▸ Written task: Copy out all the lines exactly. Omit pictures.

▸ Dataset records:
----

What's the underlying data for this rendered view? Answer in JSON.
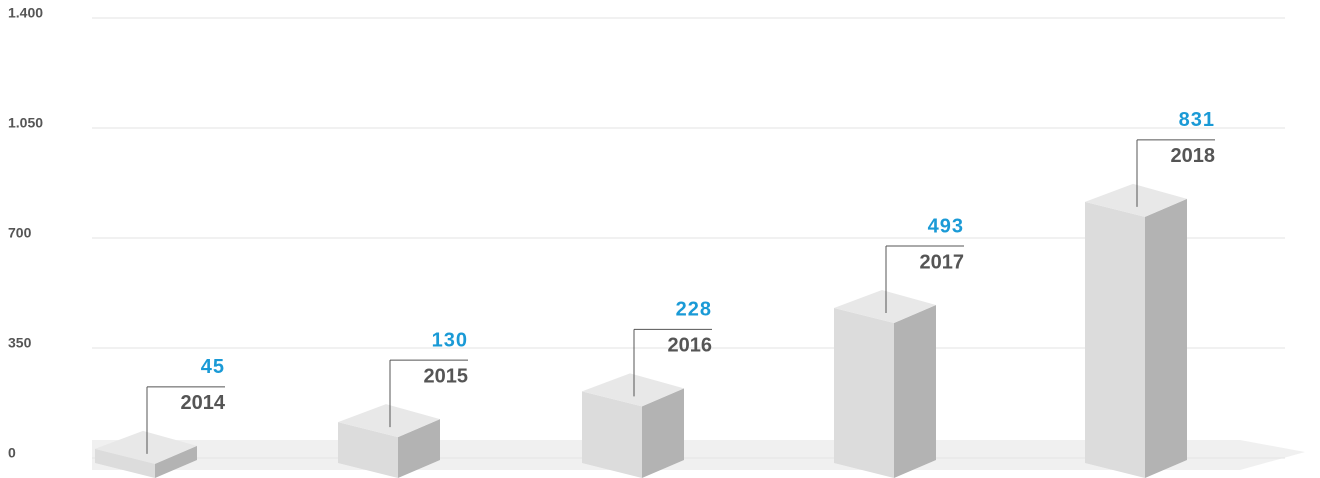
{
  "chart_data": {
    "type": "bar3d",
    "categories": [
      "2014",
      "2015",
      "2016",
      "2017",
      "2018"
    ],
    "values": [
      45,
      130,
      228,
      493,
      831
    ],
    "ylim": [
      0,
      1400
    ],
    "yticks": [
      0,
      350,
      700,
      {
        "value": 1050,
        "label": "1.050"
      },
      {
        "value": 1400,
        "label": "1.400"
      }
    ],
    "grid": true,
    "value_color": "#1a9ad6",
    "color": "#dcdcdc"
  }
}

----

▸ The solution:
What's the underlying data for this rendered view? Answer in JSON.
{
  "chart_data": {
    "type": "bar3d",
    "categories": [
      "2014",
      "2015",
      "2016",
      "2017",
      "2018"
    ],
    "values": [
      45,
      130,
      228,
      493,
      831
    ],
    "ylim": [
      0,
      1400
    ],
    "yticks": [
      0,
      350,
      700,
      {
        "value": 1050,
        "label": "1.050"
      },
      {
        "value": 1400,
        "label": "1.400"
      }
    ],
    "grid": true,
    "value_color": "#1a9ad6",
    "color": "#dcdcdc"
  }
}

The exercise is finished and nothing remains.